What needs to be done = Return the listing below word for word.

Records from a data collection
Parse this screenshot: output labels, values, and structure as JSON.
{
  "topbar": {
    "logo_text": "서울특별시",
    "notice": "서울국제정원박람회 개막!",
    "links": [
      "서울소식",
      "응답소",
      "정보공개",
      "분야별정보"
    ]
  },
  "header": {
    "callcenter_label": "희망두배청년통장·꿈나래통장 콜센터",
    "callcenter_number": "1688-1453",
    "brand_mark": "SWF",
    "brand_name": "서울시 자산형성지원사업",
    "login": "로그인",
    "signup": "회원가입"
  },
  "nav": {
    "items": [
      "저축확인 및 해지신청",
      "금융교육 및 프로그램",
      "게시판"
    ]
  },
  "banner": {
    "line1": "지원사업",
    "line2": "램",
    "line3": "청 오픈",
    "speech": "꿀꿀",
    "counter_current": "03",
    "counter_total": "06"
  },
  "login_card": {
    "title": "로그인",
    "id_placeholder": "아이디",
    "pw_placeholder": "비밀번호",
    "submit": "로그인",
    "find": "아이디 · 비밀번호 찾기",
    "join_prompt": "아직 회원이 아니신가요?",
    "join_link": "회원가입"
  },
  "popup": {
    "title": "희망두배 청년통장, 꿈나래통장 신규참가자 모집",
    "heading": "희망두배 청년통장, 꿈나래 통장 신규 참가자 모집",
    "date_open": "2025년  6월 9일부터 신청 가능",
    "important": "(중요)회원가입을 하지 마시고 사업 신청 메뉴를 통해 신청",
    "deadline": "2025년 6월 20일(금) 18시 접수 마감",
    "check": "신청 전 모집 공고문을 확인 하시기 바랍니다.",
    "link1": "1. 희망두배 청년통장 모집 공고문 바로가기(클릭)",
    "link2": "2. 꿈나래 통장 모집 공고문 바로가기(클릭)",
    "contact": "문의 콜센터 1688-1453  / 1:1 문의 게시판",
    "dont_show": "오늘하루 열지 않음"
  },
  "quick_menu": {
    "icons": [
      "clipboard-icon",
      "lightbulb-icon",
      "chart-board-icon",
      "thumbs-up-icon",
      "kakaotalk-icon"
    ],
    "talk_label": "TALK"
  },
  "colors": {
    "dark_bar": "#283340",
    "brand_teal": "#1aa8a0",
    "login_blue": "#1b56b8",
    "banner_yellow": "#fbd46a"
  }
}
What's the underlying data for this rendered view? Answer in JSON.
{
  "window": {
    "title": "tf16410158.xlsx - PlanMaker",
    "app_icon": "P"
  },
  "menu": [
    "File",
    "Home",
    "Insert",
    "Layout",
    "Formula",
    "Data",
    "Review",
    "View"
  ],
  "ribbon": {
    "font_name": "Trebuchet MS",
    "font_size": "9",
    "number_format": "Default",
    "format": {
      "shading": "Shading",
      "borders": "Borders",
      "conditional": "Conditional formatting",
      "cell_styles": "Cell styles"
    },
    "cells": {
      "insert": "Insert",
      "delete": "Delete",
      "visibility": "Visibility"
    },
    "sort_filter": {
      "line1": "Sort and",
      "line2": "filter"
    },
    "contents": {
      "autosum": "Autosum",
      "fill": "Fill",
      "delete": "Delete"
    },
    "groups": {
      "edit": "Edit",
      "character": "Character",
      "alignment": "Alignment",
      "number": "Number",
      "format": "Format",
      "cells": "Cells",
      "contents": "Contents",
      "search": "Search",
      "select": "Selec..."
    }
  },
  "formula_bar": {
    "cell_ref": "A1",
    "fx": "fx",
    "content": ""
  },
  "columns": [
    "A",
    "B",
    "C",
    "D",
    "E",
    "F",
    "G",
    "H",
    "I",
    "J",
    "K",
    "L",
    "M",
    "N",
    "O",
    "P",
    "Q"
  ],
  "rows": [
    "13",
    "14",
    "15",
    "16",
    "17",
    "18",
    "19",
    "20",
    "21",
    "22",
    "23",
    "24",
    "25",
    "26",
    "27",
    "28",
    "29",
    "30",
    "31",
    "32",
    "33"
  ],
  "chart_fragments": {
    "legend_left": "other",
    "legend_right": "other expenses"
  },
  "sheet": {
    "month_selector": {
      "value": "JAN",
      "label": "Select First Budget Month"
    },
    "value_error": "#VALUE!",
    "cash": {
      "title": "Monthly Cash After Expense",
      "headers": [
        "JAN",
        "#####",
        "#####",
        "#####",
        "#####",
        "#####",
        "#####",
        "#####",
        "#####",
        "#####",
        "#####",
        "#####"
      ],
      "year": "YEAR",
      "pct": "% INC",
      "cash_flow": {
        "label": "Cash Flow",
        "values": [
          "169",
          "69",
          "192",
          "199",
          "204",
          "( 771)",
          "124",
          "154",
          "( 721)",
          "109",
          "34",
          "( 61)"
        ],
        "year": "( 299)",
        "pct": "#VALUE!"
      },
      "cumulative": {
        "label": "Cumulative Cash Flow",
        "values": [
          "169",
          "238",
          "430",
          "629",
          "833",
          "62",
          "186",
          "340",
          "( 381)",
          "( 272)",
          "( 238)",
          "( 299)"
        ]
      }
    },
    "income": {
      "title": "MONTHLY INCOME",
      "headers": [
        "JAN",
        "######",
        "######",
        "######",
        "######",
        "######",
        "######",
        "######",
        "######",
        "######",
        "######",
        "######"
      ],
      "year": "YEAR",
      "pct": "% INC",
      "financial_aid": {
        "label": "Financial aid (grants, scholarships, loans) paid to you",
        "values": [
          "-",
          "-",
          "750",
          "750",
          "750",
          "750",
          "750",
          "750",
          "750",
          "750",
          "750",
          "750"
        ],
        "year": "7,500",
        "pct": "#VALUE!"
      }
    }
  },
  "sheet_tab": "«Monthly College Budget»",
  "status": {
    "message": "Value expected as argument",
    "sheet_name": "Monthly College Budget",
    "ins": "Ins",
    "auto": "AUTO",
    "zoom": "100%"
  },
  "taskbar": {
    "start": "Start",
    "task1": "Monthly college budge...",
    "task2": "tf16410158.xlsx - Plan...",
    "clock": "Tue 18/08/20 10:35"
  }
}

Exercise solution =
Parse this screenshot: output labels, values, and structure as JSON.
{
  "topbar": {
    "logo_text": "서울특별시",
    "notice": "서울국제정원박람회 개막!",
    "links": [
      "서울소식",
      "응답소",
      "정보공개",
      "분야별정보"
    ]
  },
  "header": {
    "callcenter_label": "희망두배청년통장·꿈나래통장 콜센터",
    "callcenter_number": "1688-1453",
    "brand_mark": "SWF",
    "brand_name": "서울시 자산형성지원사업",
    "login": "로그인",
    "signup": "회원가입"
  },
  "nav": {
    "items": [
      "저축확인 및 해지신청",
      "금융교육 및 프로그램",
      "게시판"
    ]
  },
  "banner": {
    "line1": "지원사업",
    "line2": "램",
    "line3": "청 오픈",
    "speech": "꿀꿀",
    "counter_current": "03",
    "counter_total": "06"
  },
  "login_card": {
    "title": "로그인",
    "id_placeholder": "아이디",
    "pw_placeholder": "비밀번호",
    "submit": "로그인",
    "find": "아이디 · 비밀번호 찾기",
    "join_prompt": "아직 회원이 아니신가요?",
    "join_link": "회원가입"
  },
  "popup": {
    "title": "희망두배 청년통장, 꿈나래통장 신규참가자 모집",
    "heading": "희망두배 청년통장, 꿈나래 통장 신규 참가자 모집",
    "date_open": "2025년  6월 9일부터 신청 가능",
    "important": "(중요)회원가입을 하지 마시고 사업 신청 메뉴를 통해 신청",
    "deadline": "2025년 6월 20일(금) 18시 접수 마감",
    "check": "신청 전 모집 공고문을 확인 하시기 바랍니다.",
    "link1": "1. 희망두배 청년통장 모집 공고문 바로가기(클릭)",
    "link2": "2. 꿈나래 통장 모집 공고문 바로가기(클릭)",
    "contact": "문의 콜센터 1688-1453  / 1:1 문의 게시판",
    "dont_show": "오늘하루 열지 않음"
  },
  "quick_menu": {
    "icons": [
      "clipboard-icon",
      "lightbulb-icon",
      "chart-board-icon",
      "thumbs-up-icon",
      "kakaotalk-icon"
    ],
    "talk_label": "TALK"
  },
  "colors": {
    "dark_bar": "#283340",
    "brand_teal": "#1aa8a0",
    "login_blue": "#1b56b8",
    "banner_yellow": "#fbd46a"
  }
}
What's the underlying data for this rendered view? Answer in JSON.
{
  "window": {
    "title": "tf16410158.xlsx - PlanMaker",
    "app_icon": "P"
  },
  "menu": [
    "File",
    "Home",
    "Insert",
    "Layout",
    "Formula",
    "Data",
    "Review",
    "View"
  ],
  "ribbon": {
    "font_name": "Trebuchet MS",
    "font_size": "9",
    "number_format": "Default",
    "format": {
      "shading": "Shading",
      "borders": "Borders",
      "conditional": "Conditional formatting",
      "cell_styles": "Cell styles"
    },
    "cells": {
      "insert": "Insert",
      "delete": "Delete",
      "visibility": "Visibility"
    },
    "sort_filter": {
      "line1": "Sort and",
      "line2": "filter"
    },
    "contents": {
      "autosum": "Autosum",
      "fill": "Fill",
      "delete": "Delete"
    },
    "groups": {
      "edit": "Edit",
      "character": "Character",
      "alignment": "Alignment",
      "number": "Number",
      "format": "Format",
      "cells": "Cells",
      "contents": "Contents",
      "search": "Search",
      "select": "Selec..."
    }
  },
  "formula_bar": {
    "cell_ref": "A1",
    "fx": "fx",
    "content": ""
  },
  "columns": [
    "A",
    "B",
    "C",
    "D",
    "E",
    "F",
    "G",
    "H",
    "I",
    "J",
    "K",
    "L",
    "M",
    "N",
    "O",
    "P",
    "Q"
  ],
  "rows": [
    "13",
    "14",
    "15",
    "16",
    "17",
    "18",
    "19",
    "20",
    "21",
    "22",
    "23",
    "24",
    "25",
    "26",
    "27",
    "28",
    "29",
    "30",
    "31",
    "32",
    "33"
  ],
  "chart_fragments": {
    "legend_left": "other",
    "legend_right": "other expenses"
  },
  "sheet": {
    "month_selector": {
      "value": "JAN",
      "label": "Select First Budget Month"
    },
    "value_error": "#VALUE!",
    "cash": {
      "title": "Monthly Cash After Expense",
      "headers": [
        "JAN",
        "#####",
        "#####",
        "#####",
        "#####",
        "#####",
        "#####",
        "#####",
        "#####",
        "#####",
        "#####",
        "#####"
      ],
      "year": "YEAR",
      "pct": "% INC",
      "cash_flow": {
        "label": "Cash Flow",
        "values": [
          "169",
          "69",
          "192",
          "199",
          "204",
          "( 771)",
          "124",
          "154",
          "( 721)",
          "109",
          "34",
          "( 61)"
        ],
        "year": "( 299)",
        "pct": "#VALUE!"
      },
      "cumulative": {
        "label": "Cumulative Cash Flow",
        "values": [
          "169",
          "238",
          "430",
          "629",
          "833",
          "62",
          "186",
          "340",
          "( 381)",
          "( 272)",
          "( 238)",
          "( 299)"
        ]
      }
    },
    "income": {
      "title": "MONTHLY INCOME",
      "headers": [
        "JAN",
        "######",
        "######",
        "######",
        "######",
        "######",
        "######",
        "######",
        "######",
        "######",
        "######",
        "######"
      ],
      "year": "YEAR",
      "pct": "% INC",
      "financial_aid": {
        "label": "Financial aid (grants, scholarships, loans) paid to you",
        "values": [
          "-",
          "-",
          "750",
          "750",
          "750",
          "750",
          "750",
          "750",
          "750",
          "750",
          "750",
          "750"
        ],
        "year": "7,500",
        "pct": "#VALUE!"
      }
    }
  },
  "sheet_tab": "«Monthly College Budget»",
  "status": {
    "message": "Value expected as argument",
    "sheet_name": "Monthly College Budget",
    "ins": "Ins",
    "auto": "AUTO",
    "zoom": "100%"
  },
  "taskbar": {
    "start": "Start",
    "task1": "Monthly college budge...",
    "task2": "tf16410158.xlsx - Plan...",
    "clock": "Tue 18/08/20 10:35"
  }
}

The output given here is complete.